**WHAT THE TASK ASKS**.
Go over the listing below line by line and tally those containing "title". Give only the tally.

● ● ● ● ● ● ●

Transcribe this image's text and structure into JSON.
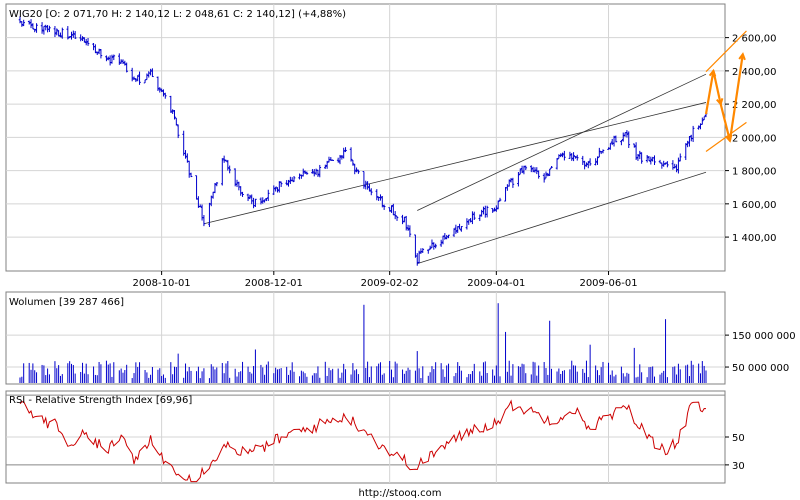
{
  "source_url": "http://stooq.com",
  "colors": {
    "price": "#0000cc",
    "volume": "#0000cc",
    "rsi": "#cc0000",
    "trend": "#333333",
    "projection": "#ff8800",
    "frame": "#808080",
    "grid": "#d4d4d4"
  },
  "chart_data": [
    {
      "type": "line",
      "title": "WIG20 [O: 2 071,70  H: 2 140,12  L: 2 048,61  C: 2 140,12] (+4,88%)",
      "x_tick_labels": [
        "2008-10-01",
        "2008-12-01",
        "2009-02-02",
        "2009-04-01",
        "2009-06-01"
      ],
      "y_tick_labels": [
        "2 600,00",
        "2 400,00",
        "2 200,00",
        "2 000,00",
        "1 800,00",
        "1 600,00",
        "1 400,00"
      ],
      "y_ticks": [
        2600,
        2400,
        2200,
        2000,
        1800,
        1600,
        1400
      ],
      "ylim": [
        1220,
        2700
      ],
      "x_range": [
        "2008-07-16",
        "2009-07-24"
      ],
      "anchors": [
        [
          "2008-07-16",
          2700
        ],
        [
          "2008-07-28",
          2650
        ],
        [
          "2008-08-12",
          2615
        ],
        [
          "2008-08-22",
          2565
        ],
        [
          "2008-09-01",
          2480
        ],
        [
          "2008-09-10",
          2450
        ],
        [
          "2008-09-16",
          2330
        ],
        [
          "2008-09-25",
          2390
        ],
        [
          "2008-10-07",
          2150
        ],
        [
          "2008-10-14",
          1880
        ],
        [
          "2008-10-24",
          1480
        ],
        [
          "2008-11-04",
          1880
        ],
        [
          "2008-11-10",
          1720
        ],
        [
          "2008-11-20",
          1600
        ],
        [
          "2008-12-05",
          1720
        ],
        [
          "2008-12-25",
          1800
        ],
        [
          "2009-01-09",
          1910
        ],
        [
          "2009-01-16",
          1780
        ],
        [
          "2009-01-26",
          1630
        ],
        [
          "2009-02-10",
          1500
        ],
        [
          "2009-02-17",
          1270
        ],
        [
          "2009-02-25",
          1360
        ],
        [
          "2009-03-10",
          1430
        ],
        [
          "2009-03-20",
          1530
        ],
        [
          "2009-04-01",
          1590
        ],
        [
          "2009-04-08",
          1720
        ],
        [
          "2009-04-17",
          1820
        ],
        [
          "2009-04-27",
          1740
        ],
        [
          "2009-05-05",
          1870
        ],
        [
          "2009-05-12",
          1880
        ],
        [
          "2009-05-21",
          1830
        ],
        [
          "2009-06-02",
          1960
        ],
        [
          "2009-06-10",
          2020
        ],
        [
          "2009-06-17",
          1880
        ],
        [
          "2009-06-29",
          1850
        ],
        [
          "2009-07-07",
          1800
        ],
        [
          "2009-07-14",
          1980
        ],
        [
          "2009-07-21",
          2100
        ],
        [
          "2009-07-24",
          2140
        ]
      ],
      "trend_lines": [
        [
          [
            "2008-10-24",
            1480
          ],
          [
            "2009-07-24",
            2210
          ]
        ],
        [
          [
            "2009-02-17",
            1560
          ],
          [
            "2009-07-24",
            2380
          ]
        ],
        [
          [
            "2009-02-17",
            1240
          ],
          [
            "2009-07-24",
            1790
          ]
        ]
      ],
      "channel_lines": [
        [
          [
            "2009-07-24",
            2395
          ],
          [
            "2009-08-15",
            2640
          ]
        ],
        [
          [
            "2009-07-24",
            1915
          ],
          [
            "2009-08-15",
            2090
          ]
        ]
      ],
      "projection": [
        [
          "2009-07-24",
          2140
        ],
        [
          "2009-07-28",
          2400
        ],
        [
          "2009-08-01",
          2200
        ],
        [
          "2009-08-06",
          1980
        ],
        [
          "2009-08-13",
          2500
        ]
      ]
    },
    {
      "type": "bar",
      "title": "Wolumen [39 287 466]",
      "y_tick_labels": [
        "150 000 000",
        "50 000 000"
      ],
      "y_ticks": [
        150000000,
        50000000
      ],
      "ylim": [
        0,
        260000000
      ],
      "bars": [
        [
          "2008-10-10",
          92000000
        ],
        [
          "2008-11-21",
          105000000
        ],
        [
          "2009-01-19",
          245000000
        ],
        [
          "2009-02-17",
          100000000
        ],
        [
          "2009-04-02",
          250000000
        ],
        [
          "2009-04-06",
          160000000
        ],
        [
          "2009-04-30",
          195000000
        ],
        [
          "2009-05-22",
          120000000
        ],
        [
          "2009-06-15",
          110000000
        ],
        [
          "2009-07-02",
          200000000
        ],
        [
          "2009-07-24",
          39287466
        ]
      ]
    },
    {
      "type": "line",
      "title": "RSI - Relative Strength Index [69,96]",
      "y_tick_labels": [
        "50",
        "30"
      ],
      "y_ticks": [
        50,
        30
      ],
      "ylim": [
        17,
        83
      ],
      "reference_lines": [
        80,
        30
      ],
      "anchors": [
        [
          "2008-07-16",
          75
        ],
        [
          "2008-07-25",
          64
        ],
        [
          "2008-08-05",
          58
        ],
        [
          "2008-08-12",
          45
        ],
        [
          "2008-08-22",
          53
        ],
        [
          "2008-09-01",
          40
        ],
        [
          "2008-09-10",
          50
        ],
        [
          "2008-09-17",
          32
        ],
        [
          "2008-09-25",
          47
        ],
        [
          "2008-10-06",
          28
        ],
        [
          "2008-10-20",
          20
        ],
        [
          "2008-11-04",
          44
        ],
        [
          "2008-11-18",
          38
        ],
        [
          "2008-11-28",
          45
        ],
        [
          "2008-12-10",
          52
        ],
        [
          "2008-12-22",
          57
        ],
        [
          "2009-01-08",
          65
        ],
        [
          "2009-01-19",
          56
        ],
        [
          "2009-01-28",
          44
        ],
        [
          "2009-02-06",
          36
        ],
        [
          "2009-02-17",
          28
        ],
        [
          "2009-02-25",
          38
        ],
        [
          "2009-03-06",
          45
        ],
        [
          "2009-03-18",
          55
        ],
        [
          "2009-03-31",
          60
        ],
        [
          "2009-04-10",
          73
        ],
        [
          "2009-04-20",
          68
        ],
        [
          "2009-05-01",
          62
        ],
        [
          "2009-05-13",
          70
        ],
        [
          "2009-05-21",
          57
        ],
        [
          "2009-06-02",
          65
        ],
        [
          "2009-06-11",
          71
        ],
        [
          "2009-06-22",
          50
        ],
        [
          "2009-07-02",
          41
        ],
        [
          "2009-07-09",
          48
        ],
        [
          "2009-07-16",
          72
        ],
        [
          "2009-07-24",
          70
        ]
      ]
    }
  ]
}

● ● ● ● ● ● ●

**RESPONSE TO THE EXERCISE**.
3